(To be done):
Could you transcribe the material below exactly, without leaving out a single line?

Data items:
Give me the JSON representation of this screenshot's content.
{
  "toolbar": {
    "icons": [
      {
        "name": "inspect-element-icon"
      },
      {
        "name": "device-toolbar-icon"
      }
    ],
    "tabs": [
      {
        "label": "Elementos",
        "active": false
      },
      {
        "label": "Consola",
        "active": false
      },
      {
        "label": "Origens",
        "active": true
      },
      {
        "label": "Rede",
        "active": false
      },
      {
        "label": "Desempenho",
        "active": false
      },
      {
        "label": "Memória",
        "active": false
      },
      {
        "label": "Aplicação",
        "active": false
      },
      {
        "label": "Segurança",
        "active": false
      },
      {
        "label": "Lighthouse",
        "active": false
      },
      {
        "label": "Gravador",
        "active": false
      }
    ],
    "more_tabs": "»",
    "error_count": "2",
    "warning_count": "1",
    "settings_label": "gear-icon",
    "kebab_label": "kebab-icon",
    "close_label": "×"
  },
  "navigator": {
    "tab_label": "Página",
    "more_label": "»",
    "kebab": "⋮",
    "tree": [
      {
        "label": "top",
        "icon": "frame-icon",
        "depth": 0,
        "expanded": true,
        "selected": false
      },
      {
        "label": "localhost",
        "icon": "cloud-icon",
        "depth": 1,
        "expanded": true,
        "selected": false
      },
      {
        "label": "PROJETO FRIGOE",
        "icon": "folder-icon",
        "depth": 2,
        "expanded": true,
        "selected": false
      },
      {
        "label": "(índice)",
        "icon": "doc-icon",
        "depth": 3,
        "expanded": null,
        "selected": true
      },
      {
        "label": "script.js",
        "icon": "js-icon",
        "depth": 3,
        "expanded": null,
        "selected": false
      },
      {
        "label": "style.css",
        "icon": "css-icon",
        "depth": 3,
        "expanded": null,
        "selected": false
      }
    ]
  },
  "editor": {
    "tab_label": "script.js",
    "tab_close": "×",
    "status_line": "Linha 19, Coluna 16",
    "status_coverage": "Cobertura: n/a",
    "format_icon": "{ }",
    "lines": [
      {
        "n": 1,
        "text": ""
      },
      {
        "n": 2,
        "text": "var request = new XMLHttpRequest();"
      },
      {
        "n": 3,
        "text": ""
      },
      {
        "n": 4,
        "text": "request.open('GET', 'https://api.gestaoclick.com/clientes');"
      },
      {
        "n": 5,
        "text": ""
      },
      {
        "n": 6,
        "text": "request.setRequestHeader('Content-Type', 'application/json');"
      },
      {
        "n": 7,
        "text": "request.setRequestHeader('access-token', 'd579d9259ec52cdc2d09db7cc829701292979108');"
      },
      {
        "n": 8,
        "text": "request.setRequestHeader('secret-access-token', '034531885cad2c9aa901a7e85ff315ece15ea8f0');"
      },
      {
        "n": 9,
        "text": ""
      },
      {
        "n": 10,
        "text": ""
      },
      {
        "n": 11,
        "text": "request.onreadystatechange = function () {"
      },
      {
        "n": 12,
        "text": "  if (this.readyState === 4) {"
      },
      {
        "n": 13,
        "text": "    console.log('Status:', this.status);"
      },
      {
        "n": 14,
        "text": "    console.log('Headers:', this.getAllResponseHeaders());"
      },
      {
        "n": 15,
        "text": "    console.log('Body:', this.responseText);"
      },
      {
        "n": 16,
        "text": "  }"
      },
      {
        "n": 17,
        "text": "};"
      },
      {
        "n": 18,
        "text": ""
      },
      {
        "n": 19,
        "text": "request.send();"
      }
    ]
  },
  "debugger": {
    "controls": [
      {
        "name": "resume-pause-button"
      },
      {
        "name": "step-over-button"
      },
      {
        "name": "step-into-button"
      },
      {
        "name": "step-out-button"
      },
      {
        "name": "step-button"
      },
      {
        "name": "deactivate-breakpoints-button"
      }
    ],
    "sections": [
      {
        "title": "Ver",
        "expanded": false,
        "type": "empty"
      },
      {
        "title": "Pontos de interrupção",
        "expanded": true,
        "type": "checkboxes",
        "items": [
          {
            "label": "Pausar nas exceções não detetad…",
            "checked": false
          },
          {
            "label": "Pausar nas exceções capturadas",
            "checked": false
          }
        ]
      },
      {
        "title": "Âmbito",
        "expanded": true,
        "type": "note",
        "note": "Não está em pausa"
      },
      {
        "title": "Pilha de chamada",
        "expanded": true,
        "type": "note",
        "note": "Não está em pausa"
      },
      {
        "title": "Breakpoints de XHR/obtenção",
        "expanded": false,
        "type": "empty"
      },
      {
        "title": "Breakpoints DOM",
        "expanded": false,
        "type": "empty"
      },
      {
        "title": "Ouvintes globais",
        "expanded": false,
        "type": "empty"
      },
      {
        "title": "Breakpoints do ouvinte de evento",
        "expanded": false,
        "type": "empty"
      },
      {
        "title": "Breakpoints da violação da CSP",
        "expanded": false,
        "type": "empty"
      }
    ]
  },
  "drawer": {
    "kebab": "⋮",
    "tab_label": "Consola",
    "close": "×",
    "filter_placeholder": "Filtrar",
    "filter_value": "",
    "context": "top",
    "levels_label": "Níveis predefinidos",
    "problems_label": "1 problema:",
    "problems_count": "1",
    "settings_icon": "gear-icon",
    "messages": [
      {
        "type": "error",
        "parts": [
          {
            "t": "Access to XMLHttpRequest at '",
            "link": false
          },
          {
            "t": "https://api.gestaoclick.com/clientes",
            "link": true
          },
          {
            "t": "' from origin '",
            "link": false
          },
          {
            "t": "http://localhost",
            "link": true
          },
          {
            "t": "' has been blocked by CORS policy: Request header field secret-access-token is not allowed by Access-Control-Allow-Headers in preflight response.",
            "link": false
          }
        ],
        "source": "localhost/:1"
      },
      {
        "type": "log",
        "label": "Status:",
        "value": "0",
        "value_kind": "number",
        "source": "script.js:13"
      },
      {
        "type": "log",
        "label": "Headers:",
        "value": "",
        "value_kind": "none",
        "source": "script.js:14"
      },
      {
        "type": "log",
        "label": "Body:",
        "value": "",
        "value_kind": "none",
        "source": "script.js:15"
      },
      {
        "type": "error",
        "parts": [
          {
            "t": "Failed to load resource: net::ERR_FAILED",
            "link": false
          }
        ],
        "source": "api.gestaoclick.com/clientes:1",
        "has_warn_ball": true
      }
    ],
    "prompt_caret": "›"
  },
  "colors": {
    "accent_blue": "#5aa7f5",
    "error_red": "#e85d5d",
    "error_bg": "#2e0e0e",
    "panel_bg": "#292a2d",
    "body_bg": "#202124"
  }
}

(Finished task):
Give me the JSON representation of this screenshot's content.
{
  "toolbar": {
    "icons": [
      {
        "name": "inspect-element-icon"
      },
      {
        "name": "device-toolbar-icon"
      }
    ],
    "tabs": [
      {
        "label": "Elementos",
        "active": false
      },
      {
        "label": "Consola",
        "active": false
      },
      {
        "label": "Origens",
        "active": true
      },
      {
        "label": "Rede",
        "active": false
      },
      {
        "label": "Desempenho",
        "active": false
      },
      {
        "label": "Memória",
        "active": false
      },
      {
        "label": "Aplicação",
        "active": false
      },
      {
        "label": "Segurança",
        "active": false
      },
      {
        "label": "Lighthouse",
        "active": false
      },
      {
        "label": "Gravador",
        "active": false
      }
    ],
    "more_tabs": "»",
    "error_count": "2",
    "warning_count": "1",
    "settings_label": "gear-icon",
    "kebab_label": "kebab-icon",
    "close_label": "×"
  },
  "navigator": {
    "tab_label": "Página",
    "more_label": "»",
    "kebab": "⋮",
    "tree": [
      {
        "label": "top",
        "icon": "frame-icon",
        "depth": 0,
        "expanded": true,
        "selected": false
      },
      {
        "label": "localhost",
        "icon": "cloud-icon",
        "depth": 1,
        "expanded": true,
        "selected": false
      },
      {
        "label": "PROJETO FRIGOE",
        "icon": "folder-icon",
        "depth": 2,
        "expanded": true,
        "selected": false
      },
      {
        "label": "(índice)",
        "icon": "doc-icon",
        "depth": 3,
        "expanded": null,
        "selected": true
      },
      {
        "label": "script.js",
        "icon": "js-icon",
        "depth": 3,
        "expanded": null,
        "selected": false
      },
      {
        "label": "style.css",
        "icon": "css-icon",
        "depth": 3,
        "expanded": null,
        "selected": false
      }
    ]
  },
  "editor": {
    "tab_label": "script.js",
    "tab_close": "×",
    "status_line": "Linha 19, Coluna 16",
    "status_coverage": "Cobertura: n/a",
    "format_icon": "{ }",
    "lines": [
      {
        "n": 1,
        "text": ""
      },
      {
        "n": 2,
        "text": "var request = new XMLHttpRequest();"
      },
      {
        "n": 3,
        "text": ""
      },
      {
        "n": 4,
        "text": "request.open('GET', 'https://api.gestaoclick.com/clientes');"
      },
      {
        "n": 5,
        "text": ""
      },
      {
        "n": 6,
        "text": "request.setRequestHeader('Content-Type', 'application/json');"
      },
      {
        "n": 7,
        "text": "request.setRequestHeader('access-token', 'd579d9259ec52cdc2d09db7cc829701292979108');"
      },
      {
        "n": 8,
        "text": "request.setRequestHeader('secret-access-token', '034531885cad2c9aa901a7e85ff315ece15ea8f0');"
      },
      {
        "n": 9,
        "text": ""
      },
      {
        "n": 10,
        "text": ""
      },
      {
        "n": 11,
        "text": "request.onreadystatechange = function () {"
      },
      {
        "n": 12,
        "text": "  if (this.readyState === 4) {"
      },
      {
        "n": 13,
        "text": "    console.log('Status:', this.status);"
      },
      {
        "n": 14,
        "text": "    console.log('Headers:', this.getAllResponseHeaders());"
      },
      {
        "n": 15,
        "text": "    console.log('Body:', this.responseText);"
      },
      {
        "n": 16,
        "text": "  }"
      },
      {
        "n": 17,
        "text": "};"
      },
      {
        "n": 18,
        "text": ""
      },
      {
        "n": 19,
        "text": "request.send();"
      }
    ]
  },
  "debugger": {
    "controls": [
      {
        "name": "resume-pause-button"
      },
      {
        "name": "step-over-button"
      },
      {
        "name": "step-into-button"
      },
      {
        "name": "step-out-button"
      },
      {
        "name": "step-button"
      },
      {
        "name": "deactivate-breakpoints-button"
      }
    ],
    "sections": [
      {
        "title": "Ver",
        "expanded": false,
        "type": "empty"
      },
      {
        "title": "Pontos de interrupção",
        "expanded": true,
        "type": "checkboxes",
        "items": [
          {
            "label": "Pausar nas exceções não detetad…",
            "checked": false
          },
          {
            "label": "Pausar nas exceções capturadas",
            "checked": false
          }
        ]
      },
      {
        "title": "Âmbito",
        "expanded": true,
        "type": "note",
        "note": "Não está em pausa"
      },
      {
        "title": "Pilha de chamada",
        "expanded": true,
        "type": "note",
        "note": "Não está em pausa"
      },
      {
        "title": "Breakpoints de XHR/obtenção",
        "expanded": false,
        "type": "empty"
      },
      {
        "title": "Breakpoints DOM",
        "expanded": false,
        "type": "empty"
      },
      {
        "title": "Ouvintes globais",
        "expanded": false,
        "type": "empty"
      },
      {
        "title": "Breakpoints do ouvinte de evento",
        "expanded": false,
        "type": "empty"
      },
      {
        "title": "Breakpoints da violação da CSP",
        "expanded": false,
        "type": "empty"
      }
    ]
  },
  "drawer": {
    "kebab": "⋮",
    "tab_label": "Consola",
    "close": "×",
    "filter_placeholder": "Filtrar",
    "filter_value": "",
    "context": "top",
    "levels_label": "Níveis predefinidos",
    "problems_label": "1 problema:",
    "problems_count": "1",
    "settings_icon": "gear-icon",
    "messages": [
      {
        "type": "error",
        "parts": [
          {
            "t": "Access to XMLHttpRequest at '",
            "link": false
          },
          {
            "t": "https://api.gestaoclick.com/clientes",
            "link": true
          },
          {
            "t": "' from origin '",
            "link": false
          },
          {
            "t": "http://localhost",
            "link": true
          },
          {
            "t": "' has been blocked by CORS policy: Request header field secret-access-token is not allowed by Access-Control-Allow-Headers in preflight response.",
            "link": false
          }
        ],
        "source": "localhost/:1"
      },
      {
        "type": "log",
        "label": "Status:",
        "value": "0",
        "value_kind": "number",
        "source": "script.js:13"
      },
      {
        "type": "log",
        "label": "Headers:",
        "value": "",
        "value_kind": "none",
        "source": "script.js:14"
      },
      {
        "type": "log",
        "label": "Body:",
        "value": "",
        "value_kind": "none",
        "source": "script.js:15"
      },
      {
        "type": "error",
        "parts": [
          {
            "t": "Failed to load resource: net::ERR_FAILED",
            "link": false
          }
        ],
        "source": "api.gestaoclick.com/clientes:1",
        "has_warn_ball": true
      }
    ],
    "prompt_caret": "›"
  },
  "colors": {
    "accent_blue": "#5aa7f5",
    "error_red": "#e85d5d",
    "error_bg": "#2e0e0e",
    "panel_bg": "#292a2d",
    "body_bg": "#202124"
  }
}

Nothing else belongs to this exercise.